## Stated exercise 1
In the regex thread, which PHP function does the first reply call to capture the href values and anchor text?
## Stated exercise 2
Summarize the regex thread in two sentences.
## Stated exercise 3
Resume the regex thread from the point where it stops.

## Selected extract

GoFuckYourself.com - Adult Webmaster Forum - What the fuck is wrong with my regex?

GoFuckYourself.com - Adult Webmaster Forum (https://gfy.com/index.php)

- Fucking Around & Business Discussion (https://gfy.com/forumdisplay.php?f=26)

- - What the fuck is wrong with my regex? (https://gfy.com/showthread.php?t=919195)

Killswitch - BANNED FOR LIFE

07-31-2009 08:20 PM

What the fuck is wrong with my regex?

Code:

|<a\s[^>]*href\s*=\s*(\"??)'.$pData['profile_url'].'\\1[^>]*>'.$aData['link_backlink'].'<\/a>

Pretty much what it's doing is being populated by the array's to find a link in the source code of a page that has atleast the href tag for the url, and the anchor, any other attributes it ignores, but for some reason it's just not working correctly.

calmlikeabomb

07-31-2009 08:46 PM

Try this, assuming I understand the question :)

Code:

<?php



        eregi('href="([^"]+)"[^>]*>([^<]+)', $page->source, $page->links);

        print_r($page->links);



?>

Killswitch - BANNED FOR LIFE

07-31-2009 11:00 PM

That doesn't work.

Pretty much it's looking for <a href="http://somesite.com">something</a> sounds easy, but it will also return true if theres other attributes in the a tag also.

fris	08-01-2009 05:05 AM

Code:

<?

## Data provided

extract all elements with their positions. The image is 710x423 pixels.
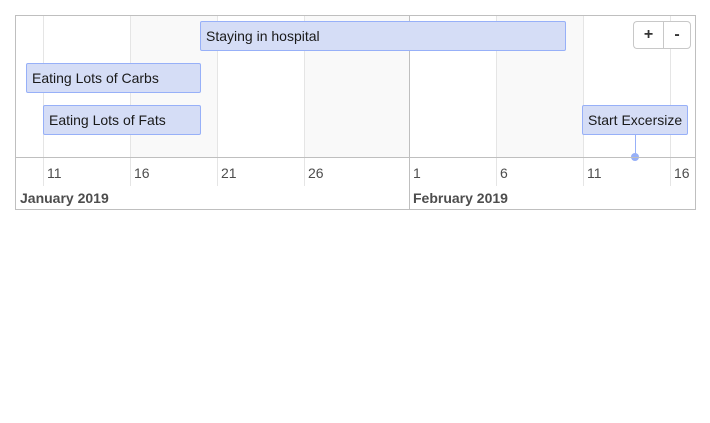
timeline-item-hospital[interactable]: Staying in hospital: [200, 21, 566, 51]
time-axis: 11 16 21 26 1 6 11 16 January 2019 Febru…: [16, 157, 695, 209]
timeline-item-exercise[interactable]: Start Excersize: [582, 105, 688, 135]
zoom-out-button[interactable]: -: [663, 21, 691, 49]
tick-label: 11: [47, 165, 62, 181]
tick-label: 11: [587, 165, 602, 181]
timeline[interactable]: Staying in hospital Eating Lots of Carbs…: [15, 15, 696, 210]
month-label-january: January 2019: [20, 190, 109, 206]
timeline-item-carbs[interactable]: Eating Lots of Carbs: [26, 63, 201, 93]
zoom-in-button[interactable]: +: [633, 21, 663, 49]
tick-label: 1: [413, 165, 421, 181]
tick-label: 6: [500, 165, 508, 181]
timeline-band[interactable]: Staying in hospital Eating Lots of Carbs…: [16, 16, 695, 209]
tick-label: 16: [134, 165, 150, 181]
tick-label: 26: [308, 165, 324, 181]
month-label-february: February 2019: [413, 190, 508, 206]
tick-label: 16: [674, 165, 690, 181]
tick-label: 21: [221, 165, 237, 181]
timeline-item-fats[interactable]: Eating Lots of Fats: [43, 105, 201, 135]
zoom-controls: + -: [633, 21, 691, 49]
exercise-marker-line: [635, 135, 636, 157]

## Exercise output 1
It calls eregi.

## Exercise output 2
A poster shares a regex, populated from arrays, meant to find a link in a page's source by matching at least the href URL and the anchor while ignoring any other attributes, but says it isn't working correctly. A reply offers an eregi pattern that captures href values and anchor text, and the original poster answers that it doesn't work and that the target is a link like <a href="http://somesite.com">something</a> that should still match when the tag has other attributes.

## Exercise output 3
$link = '<a href="http://www.google.com" id="external">google</a>';

preg_match_all("/<a\s[^>]*href=(\"??)([^\" >]*?)\\1[^>]*>(.*)<\/a>/siU",$link,$matches);

print_r($matches[2]);



?>

fris	08-01-2009 11:30 AM

bump for kill switch

Killswitch - BANNED FOR LIFE

08-01-2009 12:15 PM

Quote:

Originally Posted by fris (Post 16132202)

Code:

<?



$link = '<a href="http://www.google.com" id="external">google</a>';

preg_match_all("/<a\s[^>]*href=(\"??)([^\" >]*?)\\1[^>]*>(.*)<\/a>/siU",$link,$matches);

print_r($matches[2]);



?>

That's the same thing I have except that looks for all links, not ones with the url and anchor specified by the array.

Thanks anyway..

Bump.

CyberHustler

08-01-2009 12:18 PM

:thumbsup:thumbsup Bump

nation-x

08-01-2009 12:23 PM

Here is a way to do it without regex

Code:

$dom = new DOMDocument();

@$dom->loadHTML($html);



$xpath = new DOMXPath($dom);



$baseNodes = $xpath->evaluate("//base/@href");

if ($baseNodes->length == 1) {

        $baseUrl = rtrim($baseNodes->item(0)->nodeValue, '/');

}



$hrefs = $xpath->evaluate("//a");

KillerK

08-01-2009 12:25 PM

PHP Code:


		
			
$link = '<a href="http://www.google.com">google</a>';

preg_match('/a href="([^"]*?)">([^"]*?)<\/a>/', $link, $matches);

print_r($matches);



should print



Array

(

    [0] => a href="http://www.google.com">google</a>

    [1] => http://www.google.com

    [2] => google

)

That help at all?

Killswitch - BANNED FOR LIFE

08-01-2009 12:32 PM

Quote:

Originally Posted by KillerK (Post 16133102)

PHP Code:


		
			
$link = '<a href="http://www.google.com">google</a>';

preg_match('/a href="([^"]*?)">([^"]*?)<\/a>/', $link, $matches);

print_r($matches);



should print



Array

(

    [0] => a href="http://www.google.com">google</a>

    [1] => http://www.google.com

    [2] => google

)

That help at all?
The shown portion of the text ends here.